Task brief :: Each line containing the word "colormap" must be reported.

--- start The input ---

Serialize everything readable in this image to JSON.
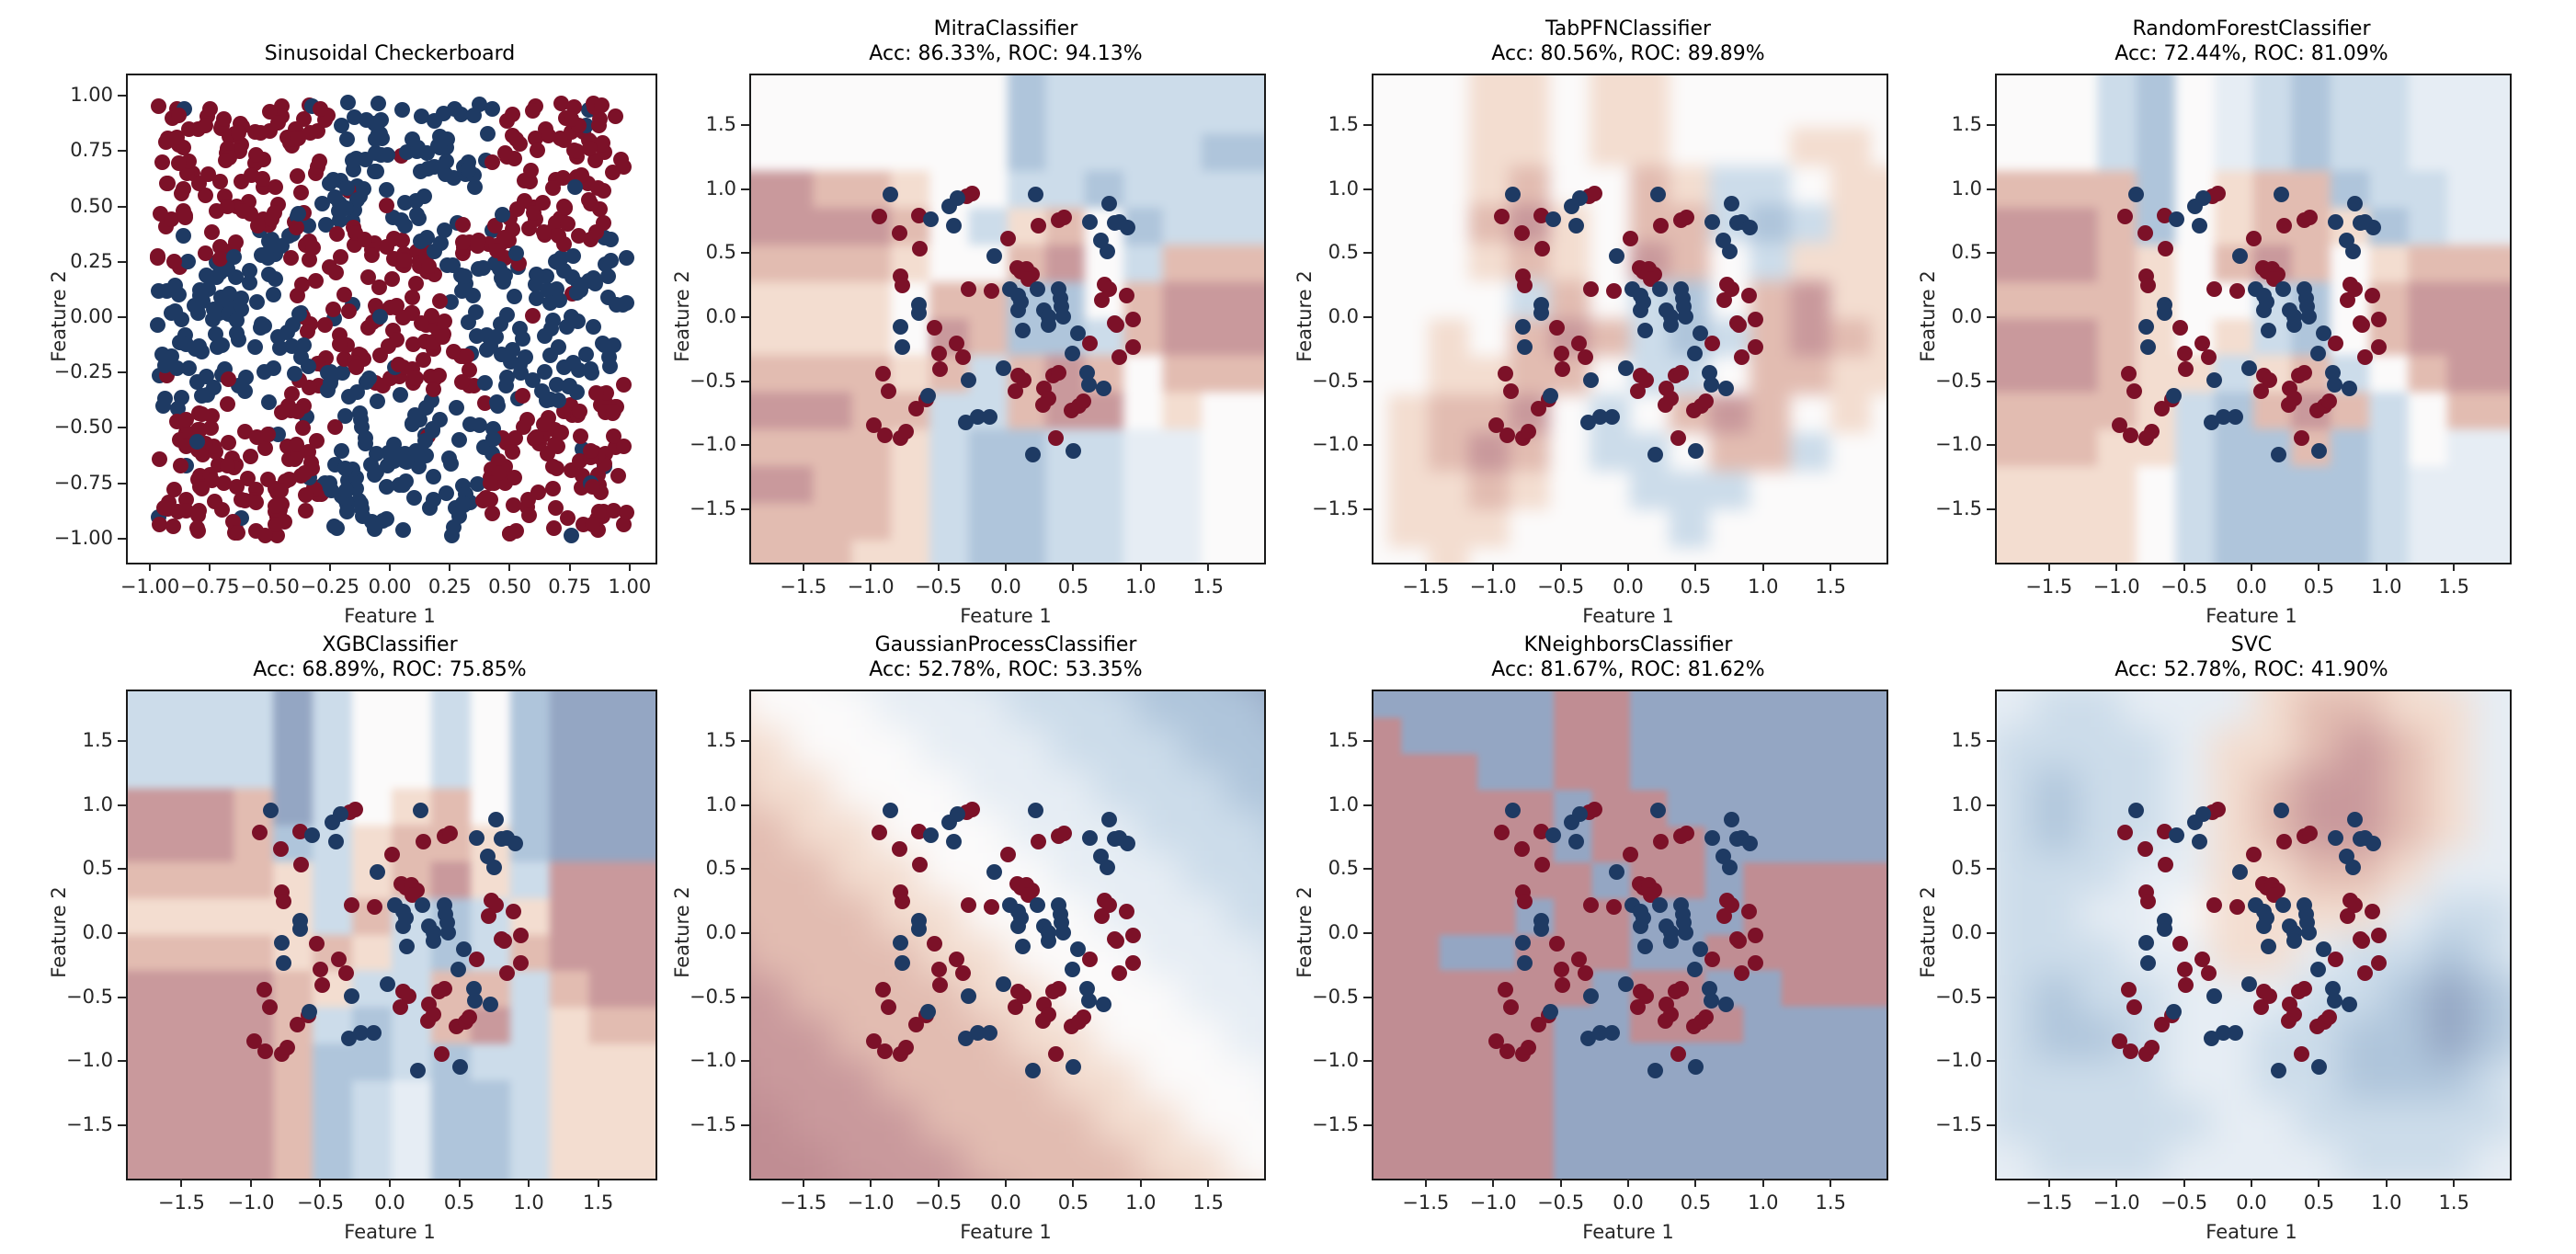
{
  "figure": {
    "background": "#ffffff"
  },
  "chart_data": {
    "type": "scatter",
    "description": "Decision-boundary comparison of classifiers on a sinusoidal checkerboard dataset; 2x4 grid of subplots. Panel 1 shows ground-truth data, panels 2-8 show each model's contourf decision surface (RdBu colormap) with the shared training points overlaid.",
    "layout": {
      "rows": 2,
      "cols": 4,
      "grid_on": false,
      "legend": "none"
    },
    "axes": {
      "xlabel": "Feature 1",
      "ylabel": "Feature 2"
    },
    "colors": {
      "class_red_dot": "#7c1128",
      "class_blue_dot": "#1e3a63",
      "colormap": "RdBu",
      "region_levels": {
        "3": "#c08d93",
        "2": "#c9999c",
        "1": "#e2bcb1",
        "0": "#f3ddd0",
        ".": "#fbfafa",
        "a": "#e6edf4",
        "b": "#ccdcea",
        "c": "#afc5db",
        "d": "#94a6c3"
      }
    },
    "truth_ticks": {
      "values": [
        -1.0,
        -0.75,
        -0.5,
        -0.25,
        0.0,
        0.25,
        0.5,
        0.75,
        1.0
      ],
      "labels": [
        "−1.00",
        "−0.75",
        "−0.50",
        "−0.25",
        "0.00",
        "0.25",
        "0.50",
        "0.75",
        "1.00"
      ]
    },
    "clf_ticks": {
      "values": [
        -1.5,
        -1.0,
        -0.5,
        0.0,
        0.5,
        1.0,
        1.5
      ],
      "labels": [
        "−1.5",
        "−1.0",
        "−0.5",
        "0.0",
        "0.5",
        "1.0",
        "1.5"
      ]
    },
    "truth_scatter_generator": {
      "n": 950,
      "seed": 11,
      "range": [
        -0.98,
        0.98
      ],
      "cells": 3,
      "wobble_amp": 0.1,
      "wobble_freq": 4.6,
      "label_noise": 0.06,
      "red_parity": "even",
      "pattern": "checkerboard with sinusoidal boundaries, classes red/blue"
    },
    "train_points": {
      "red": [
        [
          -0.3,
          0.96
        ],
        [
          -0.26,
          0.98
        ],
        [
          -0.95,
          0.8
        ],
        [
          -0.66,
          0.81
        ],
        [
          -0.8,
          0.67
        ],
        [
          -0.65,
          0.55
        ],
        [
          -0.79,
          0.33
        ],
        [
          -0.78,
          0.26
        ],
        [
          0.0,
          0.63
        ],
        [
          0.07,
          0.4
        ],
        [
          0.1,
          0.37
        ],
        [
          0.14,
          0.39
        ],
        [
          0.18,
          0.35
        ],
        [
          0.15,
          0.31
        ],
        [
          0.23,
          0.73
        ],
        [
          0.38,
          0.77
        ],
        [
          0.42,
          0.79
        ],
        [
          -0.29,
          0.23
        ],
        [
          -0.12,
          0.22
        ],
        [
          -0.54,
          -0.07
        ],
        [
          -0.51,
          -0.27
        ],
        [
          -0.38,
          -0.19
        ],
        [
          -0.33,
          -0.3
        ],
        [
          -0.5,
          -0.39
        ],
        [
          0.72,
          0.27
        ],
        [
          0.75,
          0.23
        ],
        [
          0.7,
          0.15
        ],
        [
          0.79,
          -0.03
        ],
        [
          0.88,
          0.18
        ],
        [
          0.93,
          0.0
        ],
        [
          0.81,
          -0.05
        ],
        [
          0.61,
          -0.19
        ],
        [
          0.93,
          -0.22
        ],
        [
          0.83,
          -0.3
        ],
        [
          0.34,
          -0.44
        ],
        [
          0.38,
          -0.42
        ],
        [
          0.08,
          -0.44
        ],
        [
          0.12,
          -0.48
        ],
        [
          0.06,
          -0.56
        ],
        [
          0.27,
          -0.54
        ],
        [
          0.3,
          -0.62
        ],
        [
          0.26,
          -0.67
        ],
        [
          0.47,
          -0.71
        ],
        [
          0.53,
          -0.68
        ],
        [
          0.56,
          -0.64
        ],
        [
          0.36,
          -0.93
        ],
        [
          -0.92,
          -0.43
        ],
        [
          -0.88,
          -0.56
        ],
        [
          -0.6,
          -0.63
        ],
        [
          -0.68,
          -0.7
        ],
        [
          -0.99,
          -0.83
        ],
        [
          -0.91,
          -0.91
        ],
        [
          -0.79,
          -0.93
        ],
        [
          -0.75,
          -0.88
        ]
      ],
      "blue": [
        [
          -0.87,
          0.97
        ],
        [
          -0.43,
          0.88
        ],
        [
          -0.37,
          0.94
        ],
        [
          -0.4,
          0.73
        ],
        [
          -0.57,
          0.78
        ],
        [
          -0.1,
          0.49
        ],
        [
          0.21,
          0.97
        ],
        [
          0.61,
          0.76
        ],
        [
          0.75,
          0.9
        ],
        [
          0.79,
          0.75
        ],
        [
          0.83,
          0.76
        ],
        [
          0.89,
          0.71
        ],
        [
          0.69,
          0.61
        ],
        [
          0.74,
          0.53
        ],
        [
          -0.66,
          0.11
        ],
        [
          -0.66,
          0.05
        ],
        [
          -0.79,
          -0.06
        ],
        [
          -0.78,
          -0.22
        ],
        [
          0.02,
          0.23
        ],
        [
          0.08,
          0.18
        ],
        [
          0.1,
          0.13
        ],
        [
          0.08,
          0.07
        ],
        [
          0.22,
          0.23
        ],
        [
          0.27,
          0.07
        ],
        [
          0.3,
          0.02
        ],
        [
          0.3,
          -0.05
        ],
        [
          0.38,
          0.23
        ],
        [
          0.39,
          0.16
        ],
        [
          0.4,
          0.1
        ],
        [
          0.41,
          0.02
        ],
        [
          0.11,
          -0.09
        ],
        [
          0.52,
          -0.11
        ],
        [
          0.48,
          -0.27
        ],
        [
          0.59,
          -0.42
        ],
        [
          0.6,
          -0.51
        ],
        [
          0.71,
          -0.54
        ],
        [
          -0.03,
          -0.38
        ],
        [
          -0.29,
          -0.48
        ],
        [
          -0.22,
          -0.76
        ],
        [
          -0.13,
          -0.76
        ],
        [
          -0.31,
          -0.81
        ],
        [
          0.19,
          -1.06
        ],
        [
          0.49,
          -1.03
        ],
        [
          -0.59,
          -0.6
        ]
      ]
    },
    "panels": [
      {
        "key": "truth",
        "title": "Sinusoidal Checkerboard",
        "subtitle": "",
        "xlim": [
          -1.1,
          1.1
        ],
        "ylim": [
          -1.1,
          1.1
        ],
        "ticks": "truth",
        "scatter": "generator",
        "surface": null,
        "smoothing": 0
      },
      {
        "key": "mitra",
        "title": "MitraClassifier",
        "subtitle": "Acc: 86.33%, ROC: 94.13%",
        "accuracy_pct": 86.33,
        "roc_pct": 94.13,
        "xlim": [
          -1.9,
          1.9
        ],
        "ylim": [
          -1.9,
          1.9
        ],
        "ticks": "clf",
        "scatter": "train",
        "smoothing": 5,
        "surface": [
          ".......cbbbbbb",
          ".......cbbbbbb",
          ".......cbbbbcc",
          "22110..bbcbbbb",
          "22221.b01.cbbb",
          "11110..12.b111",
          "0000.11cc.1222",
          "0000.21ccb1222",
          "111101b121.111",
          "22211bb122.0..",
          "11110bccbbaa..",
          "22110bccbbaa..",
          "11110bccbbaa..",
          "11100bccbbaa.."
        ]
      },
      {
        "key": "tabpfn",
        "title": "TabPFNClassifier",
        "subtitle": "Acc: 80.56%, ROC: 89.89%",
        "accuracy_pct": 80.56,
        "roc_pct": 89.89,
        "xlim": [
          -1.9,
          1.9
        ],
        "ylim": [
          -1.9,
          1.9
        ],
        "ticks": "clf",
        "scatter": "train",
        "smoothing": 8,
        "surface": [
          "...00.00......",
          "...00.00......",
          "...00.00...00.",
          "...01..10bb.00",
          "...120.11bcb00",
          "...010.21.b000",
          "....b1.bc.1200",
          "..0.121bcb1210",
          "..0011.bb.1100",
          ".0112.b.121.0.",
          ".0121.bb.11b..",
          ".0010..bbb....",
          ".000....b.....",
          "..0..........."
        ]
      },
      {
        "key": "randomforest",
        "title": "RandomForestClassifier",
        "subtitle": "Acc: 72.44%, ROC: 81.09%",
        "accuracy_pct": 72.44,
        "roc_pct": 81.09,
        "xlim": [
          -1.9,
          1.9
        ],
        "ylim": [
          -1.9,
          1.9
        ],
        "ticks": "clf",
        "scatter": "train",
        "smoothing": 5,
        "surface": [
          "...bc.abcbbaaa",
          "...bc.abcbbaaa",
          "...bc.abcbbaaa",
          "1111c.011cbbaa",
          "2221c.0110cbaa",
          "22210.121.0111",
          "11110..bc.1222",
          "22210.0bc.1222",
          "222100b01b.122",
          "11110bc121b.11",
          "11100bcc1cb.aa",
          "0000.bccccbaaa",
          "0000.bccccbaaa",
          "0000.bccccbaaa"
        ]
      },
      {
        "key": "xgb",
        "title": "XGBClassifier",
        "subtitle": "Acc: 68.89%, ROC: 75.85%",
        "accuracy_pct": 68.89,
        "roc_pct": 75.85,
        "xlim": [
          -1.9,
          1.9
        ],
        "ylim": [
          -1.9,
          1.9
        ],
        "ticks": "clf",
        "scatter": "train",
        "smoothing": 4,
        "surface": [
          "bbbbdb..b.cddd",
          "bbbbdb..b.cddd",
          "bbbbdb..b.cddd",
          "2221db.01.cddd",
          "2221cb0110cddd",
          "11110b0120b222",
          "00000b1bcb0222",
          "1111010bcb1222",
          "222210bb11b122",
          "22221bcb12b011",
          "22221ccbcbb000",
          "22221cbaccb000",
          "22221cbaccb000",
          "22221cbaccb000"
        ]
      },
      {
        "key": "gaussianprocess",
        "title": "GaussianProcessClassifier",
        "subtitle": "Acc: 52.78%, ROC: 53.35%",
        "accuracy_pct": 52.78,
        "roc_pct": 53.35,
        "xlim": [
          -1.9,
          1.9
        ],
        "ylim": [
          -1.9,
          1.9
        ],
        "ticks": "clf",
        "scatter": "train",
        "smoothing": 16,
        "surface": [
          "...aaabbbcccdd",
          "0...aaabbbcccd",
          "00...aaabbbccc",
          "100...aaabbbcc",
          "1100...aaabbbc",
          "11100...aaabbb",
          "111100...aaabb",
          "2111100...aaab",
          "22111100...aaa",
          "222111100...aa",
          "3222111100...a",
          "33222111100...",
          "333222111100..",
          "3333222111100."
        ]
      },
      {
        "key": "kneighbors",
        "title": "KNeighborsClassifier",
        "subtitle": "Acc: 81.67%, ROC: 81.62%",
        "accuracy_pct": 81.67,
        "roc_pct": 81.62,
        "xlim": [
          -1.9,
          1.9
        ],
        "ylim": [
          -1.9,
          1.9
        ],
        "ticks": "clf",
        "scatter": "train",
        "smoothing": 3,
        "surface": [
          "ddddd33ddddddd",
          "3dddd33ddddddd",
          "333dd33ddddddd",
          "33333d33dddddd",
          "33333d333ddddd",
          "333333d33d3333",
          "3333d33ddd3333",
          "33dd333dd33333",
          "333333d33dd333",
          "33333dd333dddd",
          "33333ddddddddd",
          "33333ddddddddd",
          "33333ddddddddd",
          "33333ddddddddd"
        ]
      },
      {
        "key": "svc",
        "title": "SVC",
        "subtitle": "Acc: 52.78%, ROC: 41.90%",
        "accuracy_pct": 52.78,
        "roc_pct": 41.9,
        "xlim": [
          -1.9,
          1.9
        ],
        "ylim": [
          -1.9,
          1.9
        ],
        "ticks": "clf",
        "scatter": "train",
        "smoothing": 16,
        "surface": [
          "aaaaaaa0000aaa",
          "aabbaaa01100aa",
          "abbbba001210aa",
          "abcbba012210aa",
          "abcbba012210aa",
          "abbbaa00110aaa",
          "abbaa.0000abba",
          "abbbaa00abbcba",
          "abcbbaaabbcdcb",
          "abccbaabbccdcb",
          "abbbbaabbcccba",
          "abbbbbaabbbbba",
          "aabbbaaaabbbaa",
          "aaaaaaaaaaaaaa"
        ]
      }
    ]
  }
}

--- end The input ---

Solved problem ::
    "description": "Decision-boundary comparison of classifiers on a sinusoidal checkerboard dataset; 2x4 grid of subplots. Panel 1 shows ground-truth data, panels 2-8 show each model's contourf decision surface (RdBu colormap) with the shared training points overlaid.",
      "colormap": "RdBu",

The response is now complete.